◆ DIRECTIONS FOR THIS TASK: Take down each entry exactly as written.

Rows from a figure dataset
==================================================

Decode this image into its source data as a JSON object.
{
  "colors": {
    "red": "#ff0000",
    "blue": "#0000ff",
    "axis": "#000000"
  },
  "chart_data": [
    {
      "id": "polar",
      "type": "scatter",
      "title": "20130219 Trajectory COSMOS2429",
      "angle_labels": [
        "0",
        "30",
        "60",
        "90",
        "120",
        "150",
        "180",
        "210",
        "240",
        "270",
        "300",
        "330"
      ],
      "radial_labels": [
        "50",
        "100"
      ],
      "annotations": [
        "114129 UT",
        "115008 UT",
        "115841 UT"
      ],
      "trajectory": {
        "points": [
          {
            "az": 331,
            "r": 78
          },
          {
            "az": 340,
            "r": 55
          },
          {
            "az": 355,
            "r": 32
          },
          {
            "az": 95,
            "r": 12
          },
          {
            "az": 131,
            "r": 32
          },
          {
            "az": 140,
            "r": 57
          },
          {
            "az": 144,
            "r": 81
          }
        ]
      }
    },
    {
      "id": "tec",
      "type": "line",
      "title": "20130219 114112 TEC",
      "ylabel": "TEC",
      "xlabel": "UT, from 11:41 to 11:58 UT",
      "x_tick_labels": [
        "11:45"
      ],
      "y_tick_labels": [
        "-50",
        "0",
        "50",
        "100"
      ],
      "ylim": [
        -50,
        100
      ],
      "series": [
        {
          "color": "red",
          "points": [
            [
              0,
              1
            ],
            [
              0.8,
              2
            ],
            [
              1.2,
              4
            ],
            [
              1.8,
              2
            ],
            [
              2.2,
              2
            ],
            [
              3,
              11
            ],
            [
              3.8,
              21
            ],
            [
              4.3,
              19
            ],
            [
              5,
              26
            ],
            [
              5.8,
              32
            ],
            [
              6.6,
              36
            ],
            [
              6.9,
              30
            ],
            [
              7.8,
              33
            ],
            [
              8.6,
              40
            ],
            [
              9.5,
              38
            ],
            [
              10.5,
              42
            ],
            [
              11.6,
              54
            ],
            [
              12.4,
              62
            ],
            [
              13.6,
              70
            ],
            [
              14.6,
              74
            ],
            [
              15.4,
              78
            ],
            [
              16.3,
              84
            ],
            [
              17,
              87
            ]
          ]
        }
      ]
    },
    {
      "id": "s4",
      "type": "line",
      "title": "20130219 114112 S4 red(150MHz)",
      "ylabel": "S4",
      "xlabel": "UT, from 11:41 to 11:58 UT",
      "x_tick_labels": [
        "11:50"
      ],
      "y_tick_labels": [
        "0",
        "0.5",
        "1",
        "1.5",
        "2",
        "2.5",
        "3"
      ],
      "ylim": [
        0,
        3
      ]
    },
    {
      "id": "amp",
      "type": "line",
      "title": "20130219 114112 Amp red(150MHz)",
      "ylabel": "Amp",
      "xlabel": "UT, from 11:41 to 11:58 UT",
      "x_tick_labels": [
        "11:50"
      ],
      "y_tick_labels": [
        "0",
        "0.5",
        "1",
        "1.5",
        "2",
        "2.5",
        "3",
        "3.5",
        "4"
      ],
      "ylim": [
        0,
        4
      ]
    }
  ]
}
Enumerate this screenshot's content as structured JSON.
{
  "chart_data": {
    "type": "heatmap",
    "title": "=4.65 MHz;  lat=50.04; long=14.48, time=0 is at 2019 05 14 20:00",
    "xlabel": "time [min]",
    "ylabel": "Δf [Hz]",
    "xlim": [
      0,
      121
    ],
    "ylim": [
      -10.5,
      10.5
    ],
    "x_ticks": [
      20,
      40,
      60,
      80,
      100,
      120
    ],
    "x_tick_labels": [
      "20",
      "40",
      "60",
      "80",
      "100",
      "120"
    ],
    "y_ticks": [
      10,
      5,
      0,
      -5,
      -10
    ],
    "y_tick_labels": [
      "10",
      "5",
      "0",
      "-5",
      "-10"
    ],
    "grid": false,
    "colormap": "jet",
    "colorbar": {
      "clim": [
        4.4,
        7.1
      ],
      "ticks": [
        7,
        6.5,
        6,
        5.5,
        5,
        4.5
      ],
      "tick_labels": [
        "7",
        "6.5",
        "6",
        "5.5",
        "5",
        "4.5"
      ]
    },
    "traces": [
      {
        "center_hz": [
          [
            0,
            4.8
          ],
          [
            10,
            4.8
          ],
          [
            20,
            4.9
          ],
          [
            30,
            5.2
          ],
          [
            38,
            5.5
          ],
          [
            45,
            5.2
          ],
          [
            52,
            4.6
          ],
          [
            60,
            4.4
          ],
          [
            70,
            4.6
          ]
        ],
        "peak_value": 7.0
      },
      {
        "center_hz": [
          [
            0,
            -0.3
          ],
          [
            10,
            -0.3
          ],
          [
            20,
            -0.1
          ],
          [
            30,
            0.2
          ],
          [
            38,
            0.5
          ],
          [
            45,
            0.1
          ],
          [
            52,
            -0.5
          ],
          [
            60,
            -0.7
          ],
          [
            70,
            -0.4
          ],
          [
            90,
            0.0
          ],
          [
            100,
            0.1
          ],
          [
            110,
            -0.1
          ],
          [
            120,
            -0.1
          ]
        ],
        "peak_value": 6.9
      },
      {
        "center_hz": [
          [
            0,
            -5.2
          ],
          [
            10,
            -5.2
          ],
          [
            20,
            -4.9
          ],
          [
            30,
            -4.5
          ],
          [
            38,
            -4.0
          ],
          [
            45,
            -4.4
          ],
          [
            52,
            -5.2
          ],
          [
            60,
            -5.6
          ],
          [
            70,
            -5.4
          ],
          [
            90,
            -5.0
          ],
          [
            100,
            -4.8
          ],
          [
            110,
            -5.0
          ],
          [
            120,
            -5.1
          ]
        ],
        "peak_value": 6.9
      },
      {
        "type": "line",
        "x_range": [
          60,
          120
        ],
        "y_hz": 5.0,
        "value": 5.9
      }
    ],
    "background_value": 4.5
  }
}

==================================================

◆ FINISHED EXERCISE:
Decode this image into its source data as a JSON object.
{
  "colors": {
    "red": "#ff0000",
    "blue": "#0000ff",
    "axis": "#000000"
  },
  "chart_data": [
    {
      "id": "polar",
      "type": "scatter",
      "title": "20130219 Trajectory COSMOS2429",
      "angle_labels": [
        "0",
        "30",
        "60",
        "90",
        "120",
        "150",
        "180",
        "210",
        "240",
        "270",
        "300",
        "330"
      ],
      "radial_labels": [
        "50",
        "100"
      ],
      "annotations": [
        "114129 UT",
        "115008 UT",
        "115841 UT"
      ],
      "trajectory": {
        "points": [
          {
            "az": 331,
            "r": 78
          },
          {
            "az": 340,
            "r": 55
          },
          {
            "az": 355,
            "r": 32
          },
          {
            "az": 95,
            "r": 12
          },
          {
            "az": 131,
            "r": 32
          },
          {
            "az": 140,
            "r": 57
          },
          {
            "az": 144,
            "r": 81
          }
        ]
      }
    },
    {
      "id": "tec",
      "type": "line",
      "title": "20130219 114112 TEC",
      "ylabel": "TEC",
      "xlabel": "UT, from 11:41 to 11:58 UT",
      "x_tick_labels": [
        "11:45"
      ],
      "y_tick_labels": [
        "-50",
        "0",
        "50",
        "100"
      ],
      "ylim": [
        -50,
        100
      ],
      "series": [
        {
          "color": "red",
          "points": [
            [
              0,
              1
            ],
            [
              0.8,
              2
            ],
            [
              1.2,
              4
            ],
            [
              1.8,
              2
            ],
            [
              2.2,
              2
            ],
            [
              3,
              11
            ],
            [
              3.8,
              21
            ],
            [
              4.3,
              19
            ],
            [
              5,
              26
            ],
            [
              5.8,
              32
            ],
            [
              6.6,
              36
            ],
            [
              6.9,
              30
            ],
            [
              7.8,
              33
            ],
            [
              8.6,
              40
            ],
            [
              9.5,
              38
            ],
            [
              10.5,
              42
            ],
            [
              11.6,
              54
            ],
            [
              12.4,
              62
            ],
            [
              13.6,
              70
            ],
            [
              14.6,
              74
            ],
            [
              15.4,
              78
            ],
            [
              16.3,
              84
            ],
            [
              17,
              87
            ]
          ]
        }
      ]
    },
    {
      "id": "s4",
      "type": "line",
      "title": "20130219 114112 S4 red(150MHz)",
      "ylabel": "S4",
      "xlabel": "UT, from 11:41 to 11:58 UT",
      "x_tick_labels": [
        "11:50"
      ],
      "y_tick_labels": [
        "0",
        "0.5",
        "1",
        "1.5",
        "2",
        "2.5",
        "3"
      ],
      "ylim": [
        0,
        3
      ]
    },
    {
      "id": "amp",
      "type": "line",
      "title": "20130219 114112 Amp red(150MHz)",
      "ylabel": "Amp",
      "xlabel": "UT, from 11:41 to 11:58 UT",
      "x_tick_labels": [
        "11:50"
      ],
      "y_tick_labels": [
        "0",
        "0.5",
        "1",
        "1.5",
        "2",
        "2.5",
        "3",
        "3.5",
        "4"
      ],
      "ylim": [
        0,
        4
      ]
    }
  ]
}
Enumerate this screenshot's content as structured JSON.
{
  "chart_data": {
    "type": "heatmap",
    "title": "=4.65 MHz;  lat=50.04; long=14.48, time=0 is at 2019 05 14 20:00",
    "xlabel": "time [min]",
    "ylabel": "Δf [Hz]",
    "xlim": [
      0,
      121
    ],
    "ylim": [
      -10.5,
      10.5
    ],
    "x_ticks": [
      20,
      40,
      60,
      80,
      100,
      120
    ],
    "x_tick_labels": [
      "20",
      "40",
      "60",
      "80",
      "100",
      "120"
    ],
    "y_ticks": [
      10,
      5,
      0,
      -5,
      -10
    ],
    "y_tick_labels": [
      "10",
      "5",
      "0",
      "-5",
      "-10"
    ],
    "grid": false,
    "colormap": "jet",
    "colorbar": {
      "clim": [
        4.4,
        7.1
      ],
      "ticks": [
        7,
        6.5,
        6,
        5.5,
        5,
        4.5
      ],
      "tick_labels": [
        "7",
        "6.5",
        "6",
        "5.5",
        "5",
        "4.5"
      ]
    },
    "traces": [
      {
        "center_hz": [
          [
            0,
            4.8
          ],
          [
            10,
            4.8
          ],
          [
            20,
            4.9
          ],
          [
            30,
            5.2
          ],
          [
            38,
            5.5
          ],
          [
            45,
            5.2
          ],
          [
            52,
            4.6
          ],
          [
            60,
            4.4
          ],
          [
            70,
            4.6
          ]
        ],
        "peak_value": 7.0
      },
      {
        "center_hz": [
          [
            0,
            -0.3
          ],
          [
            10,
            -0.3
          ],
          [
            20,
            -0.1
          ],
          [
            30,
            0.2
          ],
          [
            38,
            0.5
          ],
          [
            45,
            0.1
          ],
          [
            52,
            -0.5
          ],
          [
            60,
            -0.7
          ],
          [
            70,
            -0.4
          ],
          [
            90,
            0.0
          ],
          [
            100,
            0.1
          ],
          [
            110,
            -0.1
          ],
          [
            120,
            -0.1
          ]
        ],
        "peak_value": 6.9
      },
      {
        "center_hz": [
          [
            0,
            -5.2
          ],
          [
            10,
            -5.2
          ],
          [
            20,
            -4.9
          ],
          [
            30,
            -4.5
          ],
          [
            38,
            -4.0
          ],
          [
            45,
            -4.4
          ],
          [
            52,
            -5.2
          ],
          [
            60,
            -5.6
          ],
          [
            70,
            -5.4
          ],
          [
            90,
            -5.0
          ],
          [
            100,
            -4.8
          ],
          [
            110,
            -5.0
          ],
          [
            120,
            -5.1
          ]
        ],
        "peak_value": 6.9
      },
      {
        "type": "line",
        "x_range": [
          60,
          120
        ],
        "y_hz": 5.0,
        "value": 5.9
      }
    ],
    "background_value": 4.5
  }
}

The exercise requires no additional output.